Job — Look for the string "deeper" in every line, and copy each line that has it.
○ ○ ○ ○
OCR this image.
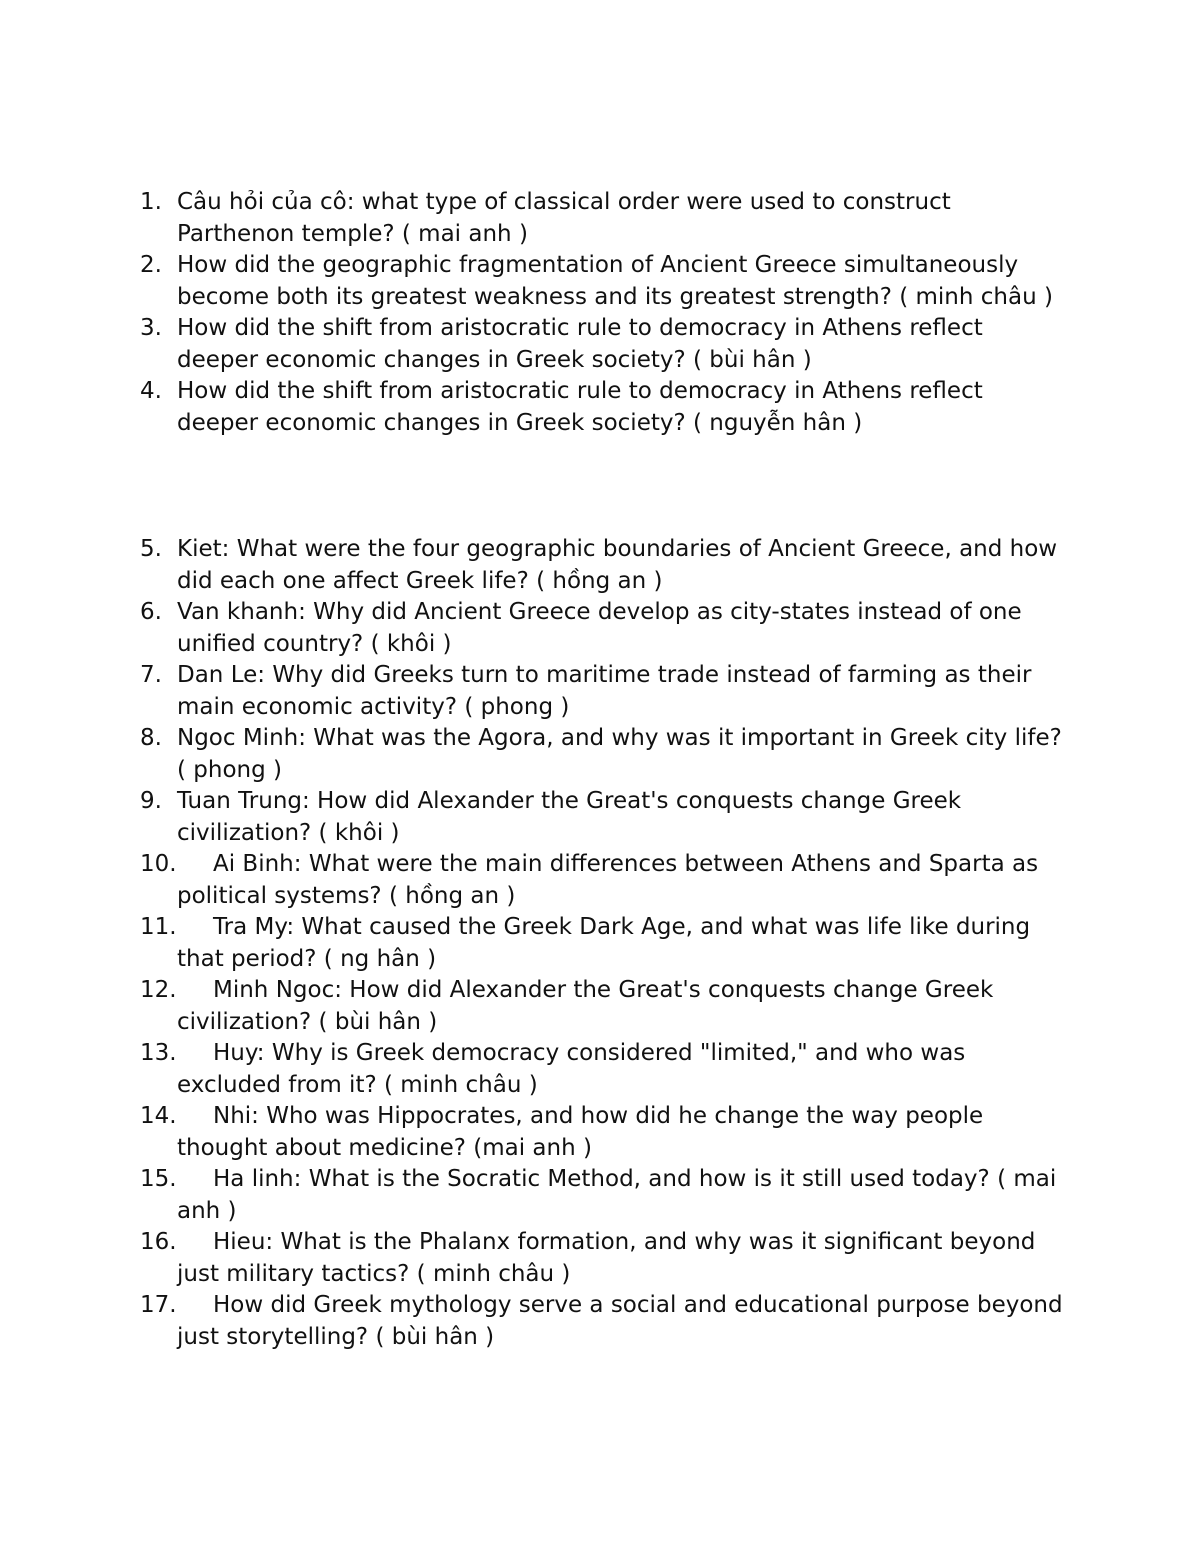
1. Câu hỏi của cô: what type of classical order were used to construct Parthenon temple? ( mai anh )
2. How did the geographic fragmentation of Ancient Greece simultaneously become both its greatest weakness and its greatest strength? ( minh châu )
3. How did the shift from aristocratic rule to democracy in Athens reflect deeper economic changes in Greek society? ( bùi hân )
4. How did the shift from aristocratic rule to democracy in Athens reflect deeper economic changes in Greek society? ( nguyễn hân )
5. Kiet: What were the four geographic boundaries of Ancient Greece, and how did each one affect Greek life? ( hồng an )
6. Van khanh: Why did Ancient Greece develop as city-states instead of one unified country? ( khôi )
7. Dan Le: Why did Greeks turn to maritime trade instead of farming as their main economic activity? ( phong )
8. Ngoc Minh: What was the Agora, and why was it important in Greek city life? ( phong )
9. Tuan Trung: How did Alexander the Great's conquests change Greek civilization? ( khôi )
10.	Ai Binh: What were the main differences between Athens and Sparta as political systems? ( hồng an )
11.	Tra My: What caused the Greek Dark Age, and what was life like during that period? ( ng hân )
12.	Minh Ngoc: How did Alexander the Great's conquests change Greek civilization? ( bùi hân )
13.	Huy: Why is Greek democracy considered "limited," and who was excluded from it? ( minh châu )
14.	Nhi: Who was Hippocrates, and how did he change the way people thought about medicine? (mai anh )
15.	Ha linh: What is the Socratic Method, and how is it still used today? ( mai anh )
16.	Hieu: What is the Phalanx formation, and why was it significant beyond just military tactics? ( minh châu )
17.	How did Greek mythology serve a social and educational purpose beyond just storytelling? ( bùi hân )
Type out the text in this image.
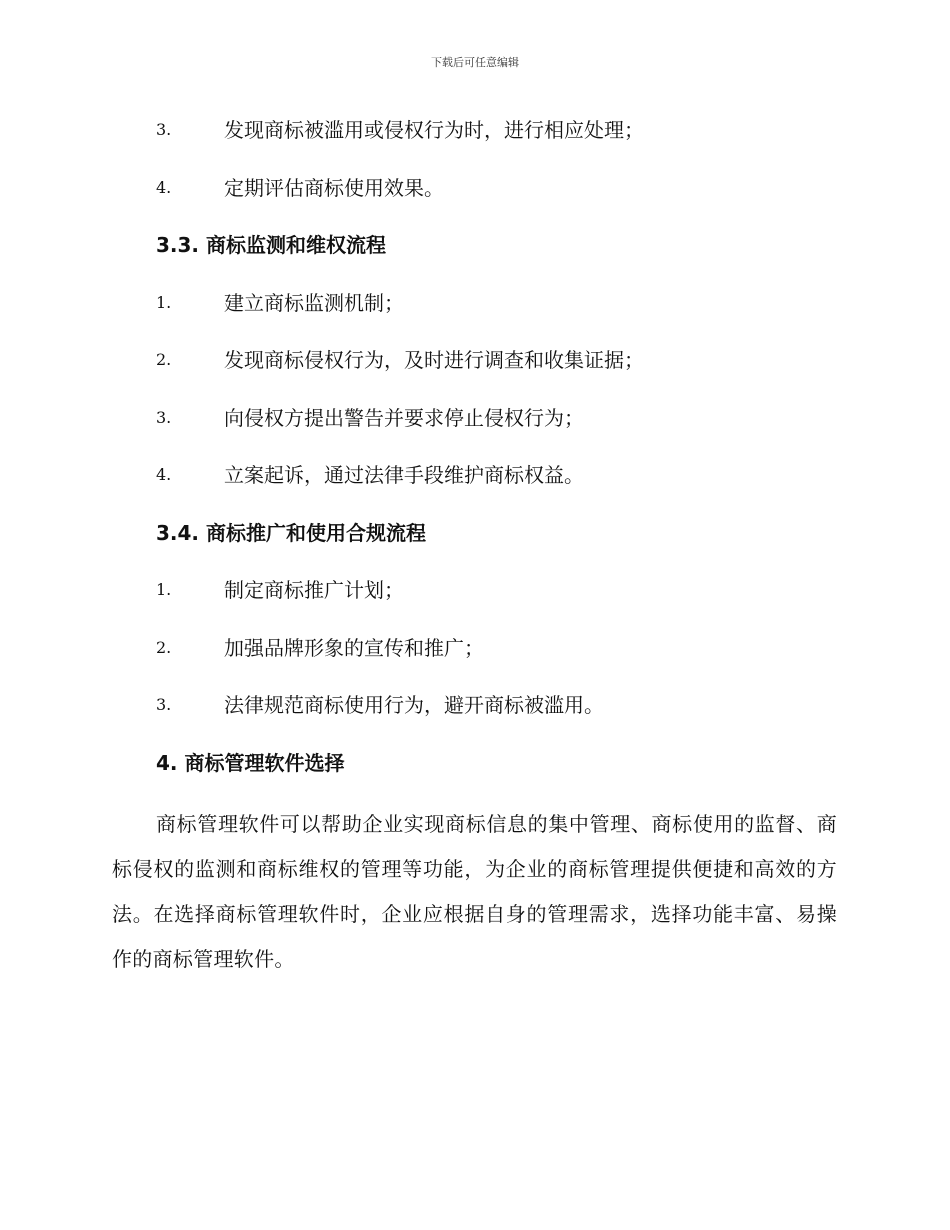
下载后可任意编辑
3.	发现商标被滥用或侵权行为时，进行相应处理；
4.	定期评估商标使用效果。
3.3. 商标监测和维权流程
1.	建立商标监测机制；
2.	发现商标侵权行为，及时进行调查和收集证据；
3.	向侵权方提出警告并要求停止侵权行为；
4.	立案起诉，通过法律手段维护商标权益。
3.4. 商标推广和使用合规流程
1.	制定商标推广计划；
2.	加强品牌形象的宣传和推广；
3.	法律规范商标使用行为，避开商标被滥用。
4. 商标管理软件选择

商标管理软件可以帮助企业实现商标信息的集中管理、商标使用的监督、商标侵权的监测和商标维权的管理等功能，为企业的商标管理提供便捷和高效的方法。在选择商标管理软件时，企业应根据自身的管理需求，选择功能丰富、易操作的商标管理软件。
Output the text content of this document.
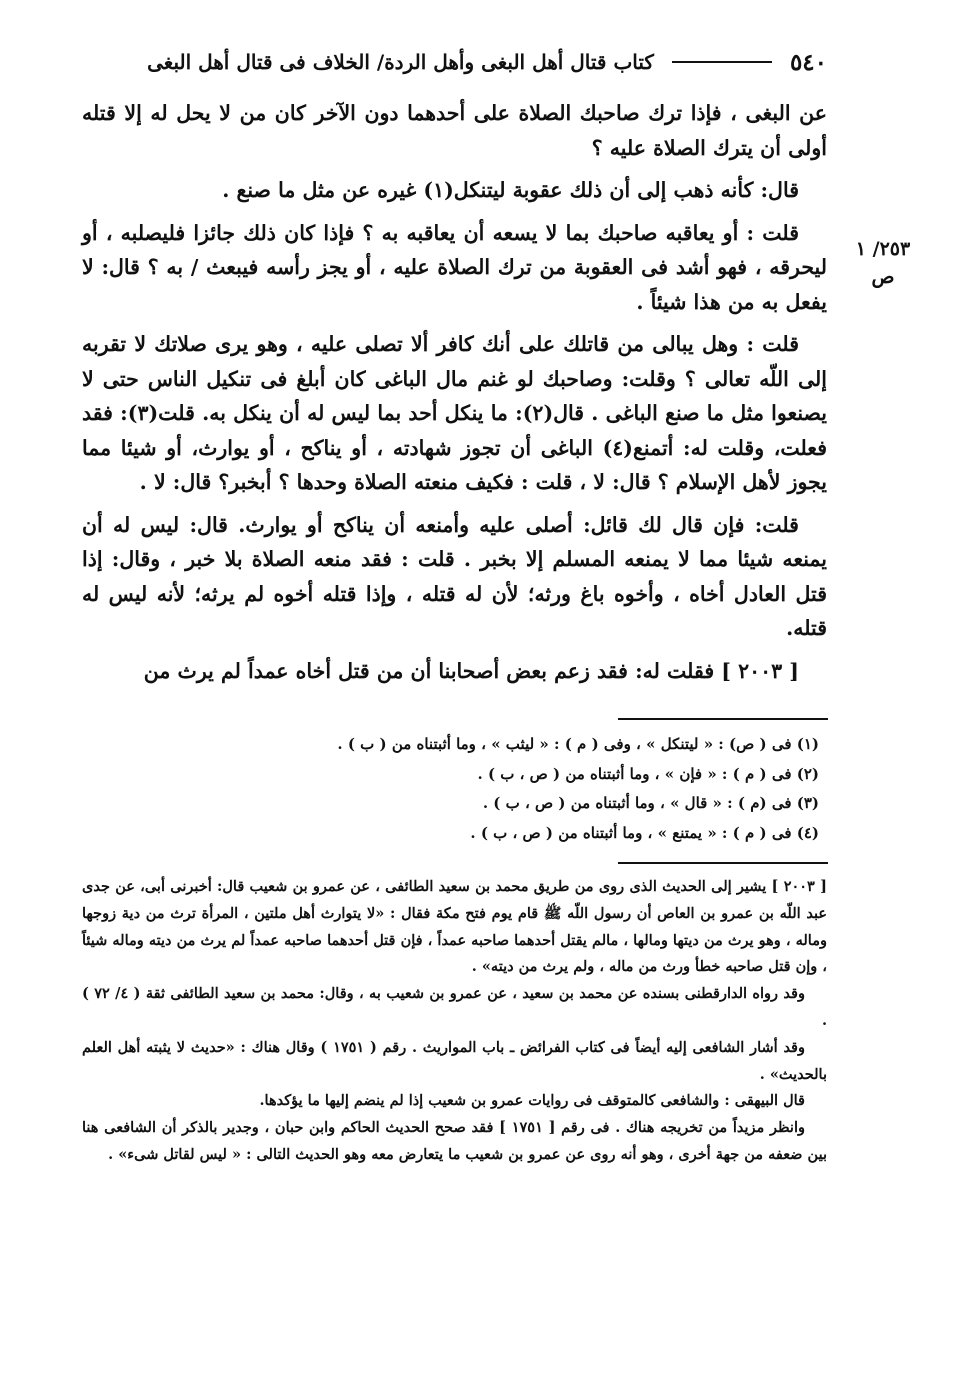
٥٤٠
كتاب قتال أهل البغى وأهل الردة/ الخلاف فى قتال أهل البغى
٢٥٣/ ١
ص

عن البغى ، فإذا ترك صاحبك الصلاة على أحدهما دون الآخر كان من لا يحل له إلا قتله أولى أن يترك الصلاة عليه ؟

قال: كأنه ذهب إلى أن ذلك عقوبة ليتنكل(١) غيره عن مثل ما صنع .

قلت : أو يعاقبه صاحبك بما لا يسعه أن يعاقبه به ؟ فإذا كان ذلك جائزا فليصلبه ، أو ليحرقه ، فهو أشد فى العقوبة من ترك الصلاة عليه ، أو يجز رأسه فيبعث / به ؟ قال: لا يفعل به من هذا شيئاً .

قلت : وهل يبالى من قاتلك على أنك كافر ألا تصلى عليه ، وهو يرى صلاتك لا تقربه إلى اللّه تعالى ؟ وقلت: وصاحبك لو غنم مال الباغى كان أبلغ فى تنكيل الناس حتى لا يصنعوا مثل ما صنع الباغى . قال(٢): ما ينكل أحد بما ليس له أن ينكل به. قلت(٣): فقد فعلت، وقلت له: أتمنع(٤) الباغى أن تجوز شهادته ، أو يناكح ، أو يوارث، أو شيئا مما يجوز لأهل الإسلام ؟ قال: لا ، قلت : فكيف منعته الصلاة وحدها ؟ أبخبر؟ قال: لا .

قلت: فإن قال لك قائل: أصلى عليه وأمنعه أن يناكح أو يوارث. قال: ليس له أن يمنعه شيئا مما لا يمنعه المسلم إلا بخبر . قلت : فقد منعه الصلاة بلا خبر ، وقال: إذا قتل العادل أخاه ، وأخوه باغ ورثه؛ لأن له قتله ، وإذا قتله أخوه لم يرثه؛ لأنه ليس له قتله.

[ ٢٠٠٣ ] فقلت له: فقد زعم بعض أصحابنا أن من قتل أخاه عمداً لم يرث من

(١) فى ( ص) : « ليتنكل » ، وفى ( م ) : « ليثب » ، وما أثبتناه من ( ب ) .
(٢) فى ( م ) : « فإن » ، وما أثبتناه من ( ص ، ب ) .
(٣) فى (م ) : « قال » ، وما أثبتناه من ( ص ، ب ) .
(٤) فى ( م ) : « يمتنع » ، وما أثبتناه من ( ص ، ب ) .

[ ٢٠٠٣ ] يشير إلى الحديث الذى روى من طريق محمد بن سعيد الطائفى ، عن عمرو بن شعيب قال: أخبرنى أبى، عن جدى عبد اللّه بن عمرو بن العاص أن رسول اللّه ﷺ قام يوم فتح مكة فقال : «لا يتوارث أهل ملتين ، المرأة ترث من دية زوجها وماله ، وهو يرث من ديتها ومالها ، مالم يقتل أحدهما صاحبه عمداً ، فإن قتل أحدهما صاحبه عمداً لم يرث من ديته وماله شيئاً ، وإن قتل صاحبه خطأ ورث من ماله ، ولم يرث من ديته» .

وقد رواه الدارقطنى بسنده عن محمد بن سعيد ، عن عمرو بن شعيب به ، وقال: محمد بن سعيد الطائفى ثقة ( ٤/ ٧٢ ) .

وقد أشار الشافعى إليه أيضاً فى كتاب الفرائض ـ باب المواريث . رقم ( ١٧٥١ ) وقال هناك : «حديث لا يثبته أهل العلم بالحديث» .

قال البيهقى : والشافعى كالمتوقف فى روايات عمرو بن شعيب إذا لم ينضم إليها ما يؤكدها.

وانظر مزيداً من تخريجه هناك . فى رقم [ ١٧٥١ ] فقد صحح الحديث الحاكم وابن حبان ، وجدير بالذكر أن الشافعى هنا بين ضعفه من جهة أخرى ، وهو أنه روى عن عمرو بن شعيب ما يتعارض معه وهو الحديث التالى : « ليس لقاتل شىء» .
○ ○ ○ ○
Result —
3. How did the shift from aristocratic rule to democracy in Athens reflect deeper economic changes in Greek society? ( bùi hân )
4. How did the shift from aristocratic rule to democracy in Athens reflect deeper economic changes in Greek society? ( nguyễn hân )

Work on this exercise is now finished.